AIM OF THE TASK
Reproduce all of the listing below without alteration.

━━ GIVEN ENTRIES

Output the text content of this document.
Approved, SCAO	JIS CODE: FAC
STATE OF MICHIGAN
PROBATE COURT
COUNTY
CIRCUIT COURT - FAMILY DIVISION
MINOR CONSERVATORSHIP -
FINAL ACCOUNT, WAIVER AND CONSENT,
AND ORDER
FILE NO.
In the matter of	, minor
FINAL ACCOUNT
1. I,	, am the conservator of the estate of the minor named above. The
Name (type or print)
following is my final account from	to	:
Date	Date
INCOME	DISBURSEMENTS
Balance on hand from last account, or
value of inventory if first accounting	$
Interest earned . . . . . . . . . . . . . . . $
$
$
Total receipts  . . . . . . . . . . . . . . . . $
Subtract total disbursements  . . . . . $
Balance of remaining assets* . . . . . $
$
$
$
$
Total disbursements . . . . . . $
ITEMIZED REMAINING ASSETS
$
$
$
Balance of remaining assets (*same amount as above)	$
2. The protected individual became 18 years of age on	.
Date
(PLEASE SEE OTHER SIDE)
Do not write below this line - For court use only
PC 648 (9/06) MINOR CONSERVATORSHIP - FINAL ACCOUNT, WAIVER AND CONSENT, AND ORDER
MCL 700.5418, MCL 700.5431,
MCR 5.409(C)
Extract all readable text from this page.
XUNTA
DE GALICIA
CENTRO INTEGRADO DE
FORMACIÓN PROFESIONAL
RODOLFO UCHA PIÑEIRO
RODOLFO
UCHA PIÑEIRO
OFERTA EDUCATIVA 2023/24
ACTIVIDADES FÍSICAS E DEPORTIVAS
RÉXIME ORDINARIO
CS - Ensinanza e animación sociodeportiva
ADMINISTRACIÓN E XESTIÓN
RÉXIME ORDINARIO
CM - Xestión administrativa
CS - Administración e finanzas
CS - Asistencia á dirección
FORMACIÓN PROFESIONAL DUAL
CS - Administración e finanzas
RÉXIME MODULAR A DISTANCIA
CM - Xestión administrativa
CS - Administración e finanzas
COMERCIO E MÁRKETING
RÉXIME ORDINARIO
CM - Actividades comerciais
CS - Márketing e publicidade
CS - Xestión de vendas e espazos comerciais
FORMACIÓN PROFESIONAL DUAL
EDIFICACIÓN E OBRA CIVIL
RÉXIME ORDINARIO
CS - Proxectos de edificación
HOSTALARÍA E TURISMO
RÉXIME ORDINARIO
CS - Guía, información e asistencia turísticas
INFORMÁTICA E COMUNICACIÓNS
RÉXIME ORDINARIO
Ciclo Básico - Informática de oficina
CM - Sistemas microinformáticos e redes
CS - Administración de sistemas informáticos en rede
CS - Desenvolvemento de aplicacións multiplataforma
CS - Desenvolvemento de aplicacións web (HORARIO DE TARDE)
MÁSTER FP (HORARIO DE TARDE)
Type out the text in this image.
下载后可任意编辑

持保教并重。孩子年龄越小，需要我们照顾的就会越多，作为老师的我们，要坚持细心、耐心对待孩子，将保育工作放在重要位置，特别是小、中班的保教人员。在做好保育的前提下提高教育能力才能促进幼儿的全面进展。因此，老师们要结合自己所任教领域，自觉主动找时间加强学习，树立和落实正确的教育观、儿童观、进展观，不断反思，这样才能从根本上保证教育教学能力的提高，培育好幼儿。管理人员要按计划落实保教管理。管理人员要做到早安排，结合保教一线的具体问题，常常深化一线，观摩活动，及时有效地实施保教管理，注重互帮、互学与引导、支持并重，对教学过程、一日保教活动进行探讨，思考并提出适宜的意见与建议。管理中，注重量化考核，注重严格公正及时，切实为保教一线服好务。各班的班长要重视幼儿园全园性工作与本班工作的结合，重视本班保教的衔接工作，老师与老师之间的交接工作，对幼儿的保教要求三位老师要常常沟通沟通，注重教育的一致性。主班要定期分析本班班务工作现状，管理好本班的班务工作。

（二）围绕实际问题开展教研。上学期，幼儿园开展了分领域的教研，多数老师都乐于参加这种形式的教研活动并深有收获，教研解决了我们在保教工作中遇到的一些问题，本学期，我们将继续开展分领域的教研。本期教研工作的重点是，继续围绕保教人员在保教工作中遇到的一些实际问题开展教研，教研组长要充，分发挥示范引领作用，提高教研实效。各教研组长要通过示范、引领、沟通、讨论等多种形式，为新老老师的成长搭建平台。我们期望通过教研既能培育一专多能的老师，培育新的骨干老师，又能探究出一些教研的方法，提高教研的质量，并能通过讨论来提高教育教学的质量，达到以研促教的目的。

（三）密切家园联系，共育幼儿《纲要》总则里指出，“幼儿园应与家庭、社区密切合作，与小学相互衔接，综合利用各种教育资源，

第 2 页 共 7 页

━━━━

THE ANSWER
Output the text content of this document.
Approved, SCAO	JIS CODE: FAC
STATE OF MICHIGAN
PROBATE COURT
COUNTY
CIRCUIT COURT - FAMILY DIVISION
MINOR CONSERVATORSHIP -
FINAL ACCOUNT, WAIVER AND CONSENT,
AND ORDER
FILE NO.
In the matter of	, minor
FINAL ACCOUNT
1. I,	, am the conservator of the estate of the minor named above. The
Name (type or print)
following is my final account from	to	:
Date	Date
INCOME	DISBURSEMENTS
Balance on hand from last account, or
value of inventory if first accounting	$
Interest earned . . . . . . . . . . . . . . . $
$
$
Total receipts  . . . . . . . . . . . . . . . . $
Subtract total disbursements  . . . . . $
Balance of remaining assets* . . . . . $
$
$
$
$
Total disbursements . . . . . . $
ITEMIZED REMAINING ASSETS
$
$
$
Balance of remaining assets (*same amount as above)	$
2. The protected individual became 18 years of age on	.
Date
(PLEASE SEE OTHER SIDE)
Do not write below this line - For court use only
PC 648 (9/06) MINOR CONSERVATORSHIP - FINAL ACCOUNT, WAIVER AND CONSENT, AND ORDER
MCL 700.5418, MCL 700.5431,
MCR 5.409(C)
Extract all readable text from this page.
XUNTA
DE GALICIA
CENTRO INTEGRADO DE
FORMACIÓN PROFESIONAL
RODOLFO UCHA PIÑEIRO
RODOLFO
UCHA PIÑEIRO
OFERTA EDUCATIVA 2023/24
ACTIVIDADES FÍSICAS E DEPORTIVAS
RÉXIME ORDINARIO
CS - Ensinanza e animación sociodeportiva
ADMINISTRACIÓN E XESTIÓN
RÉXIME ORDINARIO
CM - Xestión administrativa
CS - Administración e finanzas
CS - Asistencia á dirección
FORMACIÓN PROFESIONAL DUAL
CS - Administración e finanzas
RÉXIME MODULAR A DISTANCIA
CM - Xestión administrativa
CS - Administración e finanzas
COMERCIO E MÁRKETING
RÉXIME ORDINARIO
CM - Actividades comerciais
CS - Márketing e publicidade
CS - Xestión de vendas e espazos comerciais
FORMACIÓN PROFESIONAL DUAL
EDIFICACIÓN E OBRA CIVIL
RÉXIME ORDINARIO
CS - Proxectos de edificación
HOSTALARÍA E TURISMO
RÉXIME ORDINARIO
CS - Guía, información e asistencia turísticas
INFORMÁTICA E COMUNICACIÓNS
RÉXIME ORDINARIO
Ciclo Básico - Informática de oficina
CM - Sistemas microinformáticos e redes
CS - Administración de sistemas informáticos en rede
CS - Desenvolvemento de aplicacións multiplataforma
CS - Desenvolvemento de aplicacións web (HORARIO DE TARDE)
MÁSTER FP (HORARIO DE TARDE)
Type out the text in this image.
下载后可任意编辑

持保教并重。孩子年龄越小，需要我们照顾的就会越多，作为老师的我们，要坚持细心、耐心对待孩子，将保育工作放在重要位置，特别是小、中班的保教人员。在做好保育的前提下提高教育能力才能促进幼儿的全面进展。因此，老师们要结合自己所任教领域，自觉主动找时间加强学习，树立和落实正确的教育观、儿童观、进展观，不断反思，这样才能从根本上保证教育教学能力的提高，培育好幼儿。管理人员要按计划落实保教管理。管理人员要做到早安排，结合保教一线的具体问题，常常深化一线，观摩活动，及时有效地实施保教管理，注重互帮、互学与引导、支持并重，对教学过程、一日保教活动进行探讨，思考并提出适宜的意见与建议。管理中，注重量化考核，注重严格公正及时，切实为保教一线服好务。各班的班长要重视幼儿园全园性工作与本班工作的结合，重视本班保教的衔接工作，老师与老师之间的交接工作，对幼儿的保教要求三位老师要常常沟通沟通，注重教育的一致性。主班要定期分析本班班务工作现状，管理好本班的班务工作。

（二）围绕实际问题开展教研。上学期，幼儿园开展了分领域的教研，多数老师都乐于参加这种形式的教研活动并深有收获，教研解决了我们在保教工作中遇到的一些问题，本学期，我们将继续开展分领域的教研。本期教研工作的重点是，继续围绕保教人员在保教工作中遇到的一些实际问题开展教研，教研组长要充，分发挥示范引领作用，提高教研实效。各教研组长要通过示范、引领、沟通、讨论等多种形式，为新老老师的成长搭建平台。我们期望通过教研既能培育一专多能的老师，培育新的骨干老师，又能探究出一些教研的方法，提高教研的质量，并能通过讨论来提高教育教学的质量，达到以研促教的目的。

（三）密切家园联系，共育幼儿《纲要》总则里指出，“幼儿园应与家庭、社区密切合作，与小学相互衔接，综合利用各种教育资源，

第 2 页 共 7 页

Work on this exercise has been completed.